Task directions ::
Look over the entries that follow and work out how many lines contain "list". State the number only.

----------------

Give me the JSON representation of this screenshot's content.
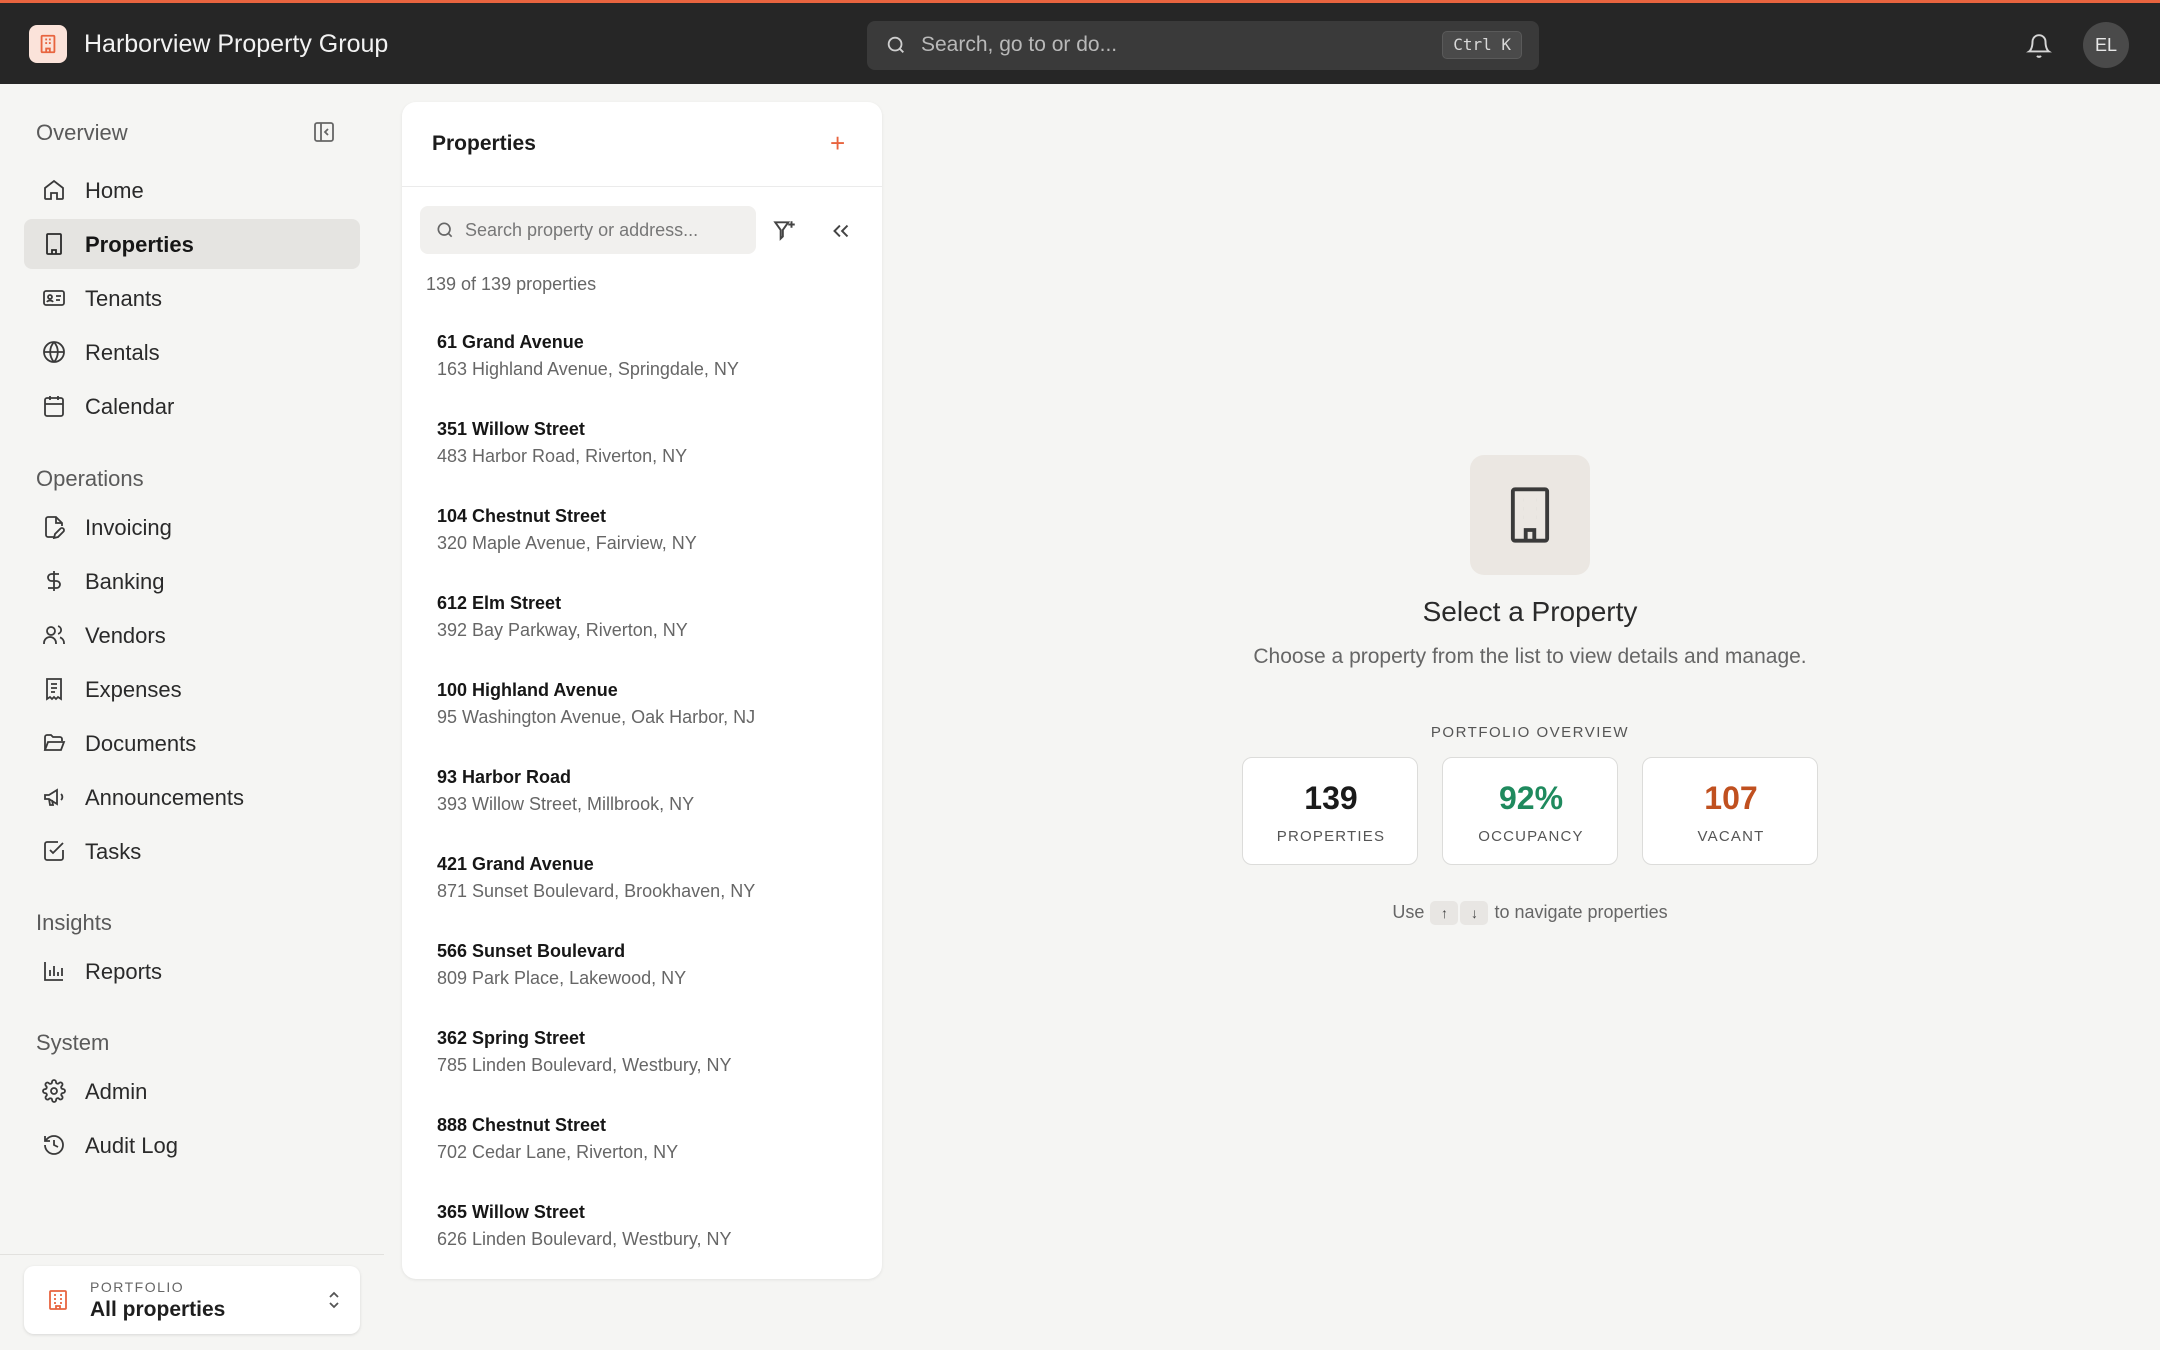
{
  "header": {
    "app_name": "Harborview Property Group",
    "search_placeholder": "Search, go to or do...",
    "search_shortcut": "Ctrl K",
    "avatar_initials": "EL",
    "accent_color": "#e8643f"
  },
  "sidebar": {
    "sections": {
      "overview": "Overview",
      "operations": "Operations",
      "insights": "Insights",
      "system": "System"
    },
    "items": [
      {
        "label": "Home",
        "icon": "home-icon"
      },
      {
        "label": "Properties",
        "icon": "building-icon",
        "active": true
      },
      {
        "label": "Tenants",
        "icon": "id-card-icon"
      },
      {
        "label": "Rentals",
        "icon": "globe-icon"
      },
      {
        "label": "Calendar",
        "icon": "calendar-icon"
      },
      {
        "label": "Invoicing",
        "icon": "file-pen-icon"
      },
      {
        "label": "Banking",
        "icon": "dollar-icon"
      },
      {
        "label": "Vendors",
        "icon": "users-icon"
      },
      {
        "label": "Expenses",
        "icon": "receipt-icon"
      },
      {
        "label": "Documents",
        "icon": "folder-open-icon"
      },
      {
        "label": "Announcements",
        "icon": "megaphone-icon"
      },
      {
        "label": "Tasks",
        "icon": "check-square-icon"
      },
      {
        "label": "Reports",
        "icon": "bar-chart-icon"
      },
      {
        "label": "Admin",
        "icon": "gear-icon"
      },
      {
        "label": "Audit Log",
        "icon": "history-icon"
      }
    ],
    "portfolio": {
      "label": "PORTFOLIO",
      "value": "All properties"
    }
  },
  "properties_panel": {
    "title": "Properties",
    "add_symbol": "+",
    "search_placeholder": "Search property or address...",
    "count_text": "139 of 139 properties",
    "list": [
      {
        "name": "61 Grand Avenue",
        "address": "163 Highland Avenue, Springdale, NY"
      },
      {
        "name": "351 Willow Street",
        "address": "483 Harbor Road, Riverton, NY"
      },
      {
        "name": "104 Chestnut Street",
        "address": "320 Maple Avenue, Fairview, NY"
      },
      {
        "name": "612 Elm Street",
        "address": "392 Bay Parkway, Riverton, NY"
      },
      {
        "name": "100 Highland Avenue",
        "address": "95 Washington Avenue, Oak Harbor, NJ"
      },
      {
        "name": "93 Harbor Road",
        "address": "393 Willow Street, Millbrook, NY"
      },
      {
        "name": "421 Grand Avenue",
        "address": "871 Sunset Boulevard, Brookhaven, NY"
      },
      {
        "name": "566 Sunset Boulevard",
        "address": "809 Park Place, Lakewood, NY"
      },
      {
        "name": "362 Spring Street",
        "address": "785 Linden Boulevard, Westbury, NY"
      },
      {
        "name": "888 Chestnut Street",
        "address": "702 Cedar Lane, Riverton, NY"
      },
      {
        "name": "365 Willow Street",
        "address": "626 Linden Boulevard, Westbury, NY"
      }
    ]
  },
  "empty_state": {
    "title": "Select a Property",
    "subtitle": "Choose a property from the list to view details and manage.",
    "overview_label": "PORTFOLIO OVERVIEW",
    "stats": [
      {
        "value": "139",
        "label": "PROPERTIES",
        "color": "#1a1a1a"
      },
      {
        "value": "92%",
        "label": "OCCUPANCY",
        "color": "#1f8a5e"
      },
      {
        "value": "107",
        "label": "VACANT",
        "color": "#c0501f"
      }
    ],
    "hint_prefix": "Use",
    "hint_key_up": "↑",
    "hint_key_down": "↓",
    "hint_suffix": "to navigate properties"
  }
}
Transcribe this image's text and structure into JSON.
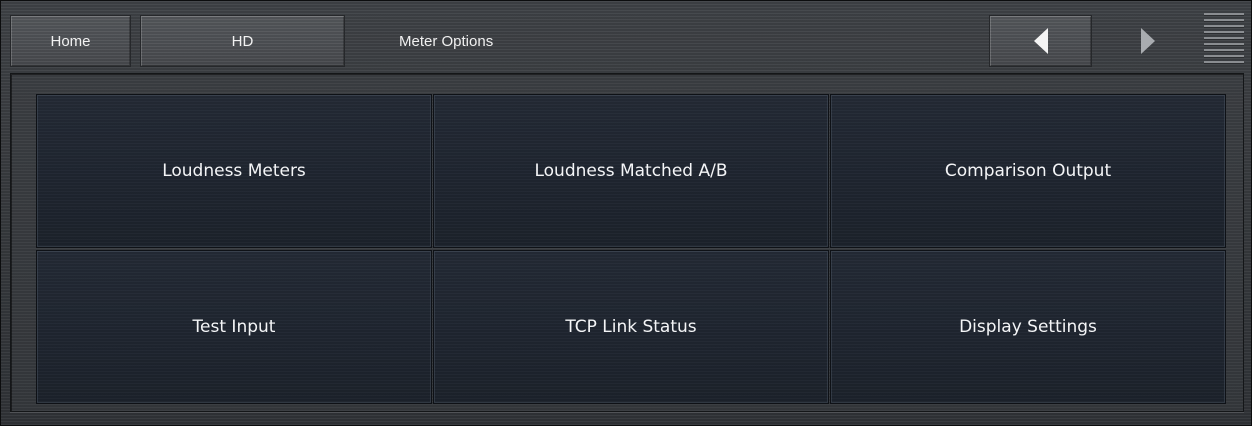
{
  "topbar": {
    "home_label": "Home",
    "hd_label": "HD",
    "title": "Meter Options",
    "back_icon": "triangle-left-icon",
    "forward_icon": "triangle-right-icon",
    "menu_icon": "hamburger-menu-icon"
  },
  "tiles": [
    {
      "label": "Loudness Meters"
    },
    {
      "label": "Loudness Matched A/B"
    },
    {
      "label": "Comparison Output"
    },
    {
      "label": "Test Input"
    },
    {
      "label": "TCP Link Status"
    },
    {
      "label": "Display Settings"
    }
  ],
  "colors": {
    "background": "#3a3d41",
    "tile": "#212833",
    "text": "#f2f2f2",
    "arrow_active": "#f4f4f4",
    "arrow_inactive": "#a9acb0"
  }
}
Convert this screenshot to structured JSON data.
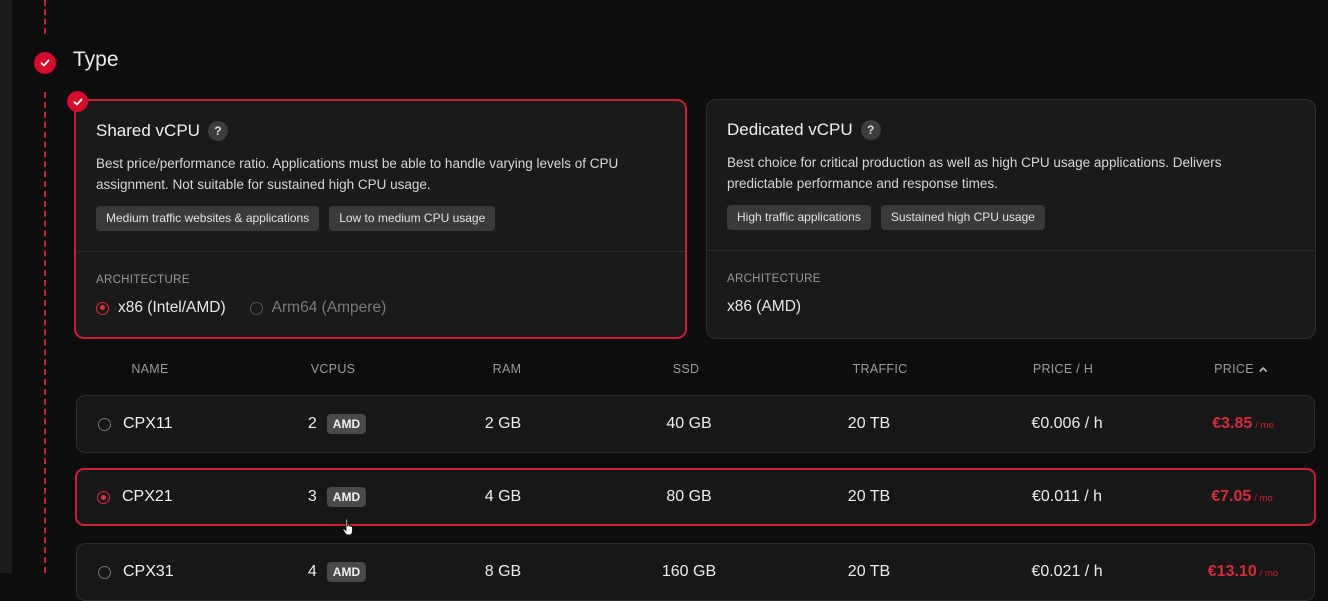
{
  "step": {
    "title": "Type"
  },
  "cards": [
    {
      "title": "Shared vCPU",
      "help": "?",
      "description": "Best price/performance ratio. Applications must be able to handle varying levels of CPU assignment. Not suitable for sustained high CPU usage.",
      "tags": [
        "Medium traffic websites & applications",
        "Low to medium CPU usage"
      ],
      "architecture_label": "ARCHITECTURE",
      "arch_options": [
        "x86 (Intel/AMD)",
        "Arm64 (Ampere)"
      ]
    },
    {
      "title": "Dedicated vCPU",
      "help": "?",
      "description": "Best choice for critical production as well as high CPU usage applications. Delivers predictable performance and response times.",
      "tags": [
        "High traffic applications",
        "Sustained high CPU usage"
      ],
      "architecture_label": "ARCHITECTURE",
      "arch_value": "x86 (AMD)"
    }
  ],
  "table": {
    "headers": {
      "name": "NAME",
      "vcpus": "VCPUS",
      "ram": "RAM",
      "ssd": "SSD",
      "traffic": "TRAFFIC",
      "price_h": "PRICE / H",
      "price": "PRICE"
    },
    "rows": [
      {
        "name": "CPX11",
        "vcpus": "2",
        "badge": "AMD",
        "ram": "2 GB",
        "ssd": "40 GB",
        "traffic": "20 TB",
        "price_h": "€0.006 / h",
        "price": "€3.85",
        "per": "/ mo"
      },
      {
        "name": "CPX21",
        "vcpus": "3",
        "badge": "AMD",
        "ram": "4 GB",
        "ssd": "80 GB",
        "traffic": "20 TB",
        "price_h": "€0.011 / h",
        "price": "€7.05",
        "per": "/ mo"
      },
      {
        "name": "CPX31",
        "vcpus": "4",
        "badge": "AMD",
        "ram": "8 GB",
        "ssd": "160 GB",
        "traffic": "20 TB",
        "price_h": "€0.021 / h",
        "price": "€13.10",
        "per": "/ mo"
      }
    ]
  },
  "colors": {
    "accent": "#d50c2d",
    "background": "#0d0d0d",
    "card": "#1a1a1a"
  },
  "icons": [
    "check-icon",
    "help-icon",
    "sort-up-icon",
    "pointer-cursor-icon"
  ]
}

----------------

Written response ::
2